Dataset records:
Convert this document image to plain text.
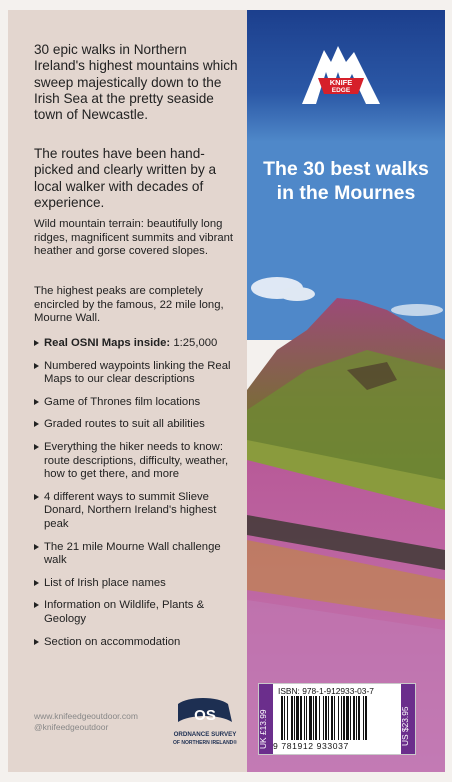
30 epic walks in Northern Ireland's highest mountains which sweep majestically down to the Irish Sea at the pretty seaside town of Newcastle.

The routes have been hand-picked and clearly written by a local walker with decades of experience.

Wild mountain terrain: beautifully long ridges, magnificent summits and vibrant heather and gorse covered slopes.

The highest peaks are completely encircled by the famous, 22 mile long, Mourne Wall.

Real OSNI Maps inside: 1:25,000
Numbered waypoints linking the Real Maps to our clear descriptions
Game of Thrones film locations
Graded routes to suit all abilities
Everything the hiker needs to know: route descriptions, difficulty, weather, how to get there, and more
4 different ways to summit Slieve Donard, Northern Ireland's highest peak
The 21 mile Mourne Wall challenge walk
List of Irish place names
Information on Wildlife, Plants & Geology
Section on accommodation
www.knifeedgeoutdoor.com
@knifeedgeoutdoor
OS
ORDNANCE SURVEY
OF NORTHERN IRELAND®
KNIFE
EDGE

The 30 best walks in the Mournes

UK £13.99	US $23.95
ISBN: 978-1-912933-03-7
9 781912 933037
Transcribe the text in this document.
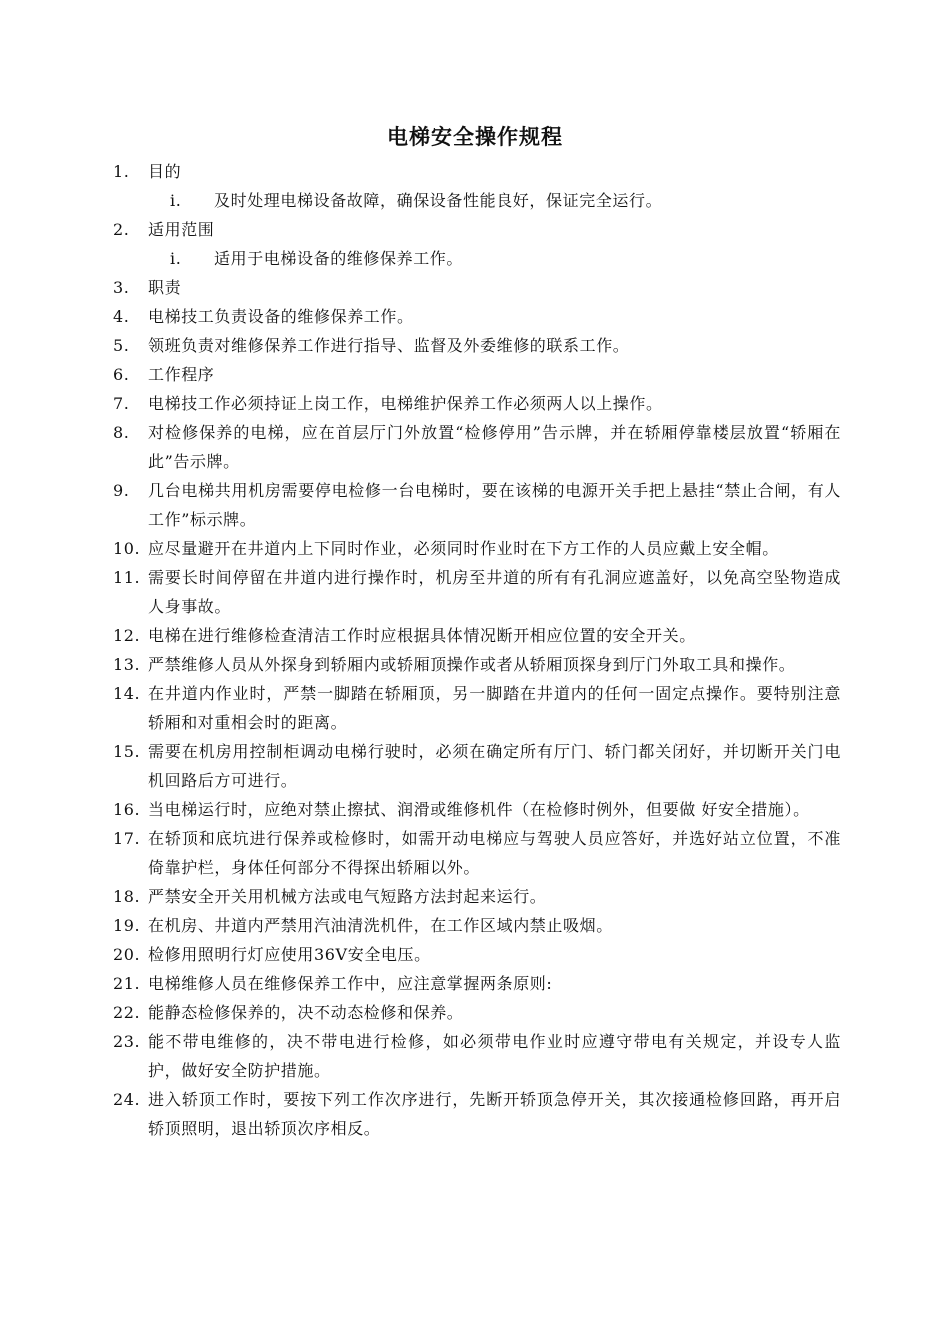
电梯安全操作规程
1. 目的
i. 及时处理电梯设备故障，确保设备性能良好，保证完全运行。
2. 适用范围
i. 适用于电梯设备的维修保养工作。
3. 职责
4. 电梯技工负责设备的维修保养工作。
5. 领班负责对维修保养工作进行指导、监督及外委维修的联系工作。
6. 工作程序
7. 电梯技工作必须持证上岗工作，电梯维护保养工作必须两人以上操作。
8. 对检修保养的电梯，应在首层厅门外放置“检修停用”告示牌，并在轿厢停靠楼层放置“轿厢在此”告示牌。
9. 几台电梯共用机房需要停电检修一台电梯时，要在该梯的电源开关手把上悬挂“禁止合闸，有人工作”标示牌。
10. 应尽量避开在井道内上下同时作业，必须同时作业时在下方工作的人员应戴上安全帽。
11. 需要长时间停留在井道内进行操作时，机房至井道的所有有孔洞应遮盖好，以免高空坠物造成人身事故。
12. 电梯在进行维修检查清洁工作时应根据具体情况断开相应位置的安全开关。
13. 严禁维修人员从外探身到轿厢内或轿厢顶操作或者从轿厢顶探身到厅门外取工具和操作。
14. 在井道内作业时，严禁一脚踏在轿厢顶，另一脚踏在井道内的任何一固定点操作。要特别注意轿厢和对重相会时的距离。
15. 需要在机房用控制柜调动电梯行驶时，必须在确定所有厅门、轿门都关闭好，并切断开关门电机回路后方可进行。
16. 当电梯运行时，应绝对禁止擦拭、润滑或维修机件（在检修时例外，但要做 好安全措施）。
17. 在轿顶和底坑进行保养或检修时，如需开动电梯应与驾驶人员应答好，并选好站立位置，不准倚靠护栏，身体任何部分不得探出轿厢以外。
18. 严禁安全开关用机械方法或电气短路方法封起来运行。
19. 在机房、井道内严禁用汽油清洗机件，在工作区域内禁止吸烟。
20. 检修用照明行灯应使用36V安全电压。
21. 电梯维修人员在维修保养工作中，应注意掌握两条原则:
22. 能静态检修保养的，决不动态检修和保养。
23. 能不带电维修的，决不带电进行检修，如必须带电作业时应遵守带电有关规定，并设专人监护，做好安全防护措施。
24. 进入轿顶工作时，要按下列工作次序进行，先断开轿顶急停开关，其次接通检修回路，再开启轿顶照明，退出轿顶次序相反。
==
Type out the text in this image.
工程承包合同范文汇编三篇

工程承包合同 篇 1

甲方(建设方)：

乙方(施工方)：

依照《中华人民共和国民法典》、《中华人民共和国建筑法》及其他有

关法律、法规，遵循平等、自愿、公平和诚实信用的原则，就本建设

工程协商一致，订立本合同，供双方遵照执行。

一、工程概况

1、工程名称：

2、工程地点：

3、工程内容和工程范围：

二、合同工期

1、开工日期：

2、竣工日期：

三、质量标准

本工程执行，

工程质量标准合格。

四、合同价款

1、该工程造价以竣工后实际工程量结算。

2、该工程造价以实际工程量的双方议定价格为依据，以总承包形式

Work to complete: Pull out every line in the material above where "this" occurs.

Final answer:
Convert this document image to plain text.
Transcribe the text in this document.
Type out the text in this image.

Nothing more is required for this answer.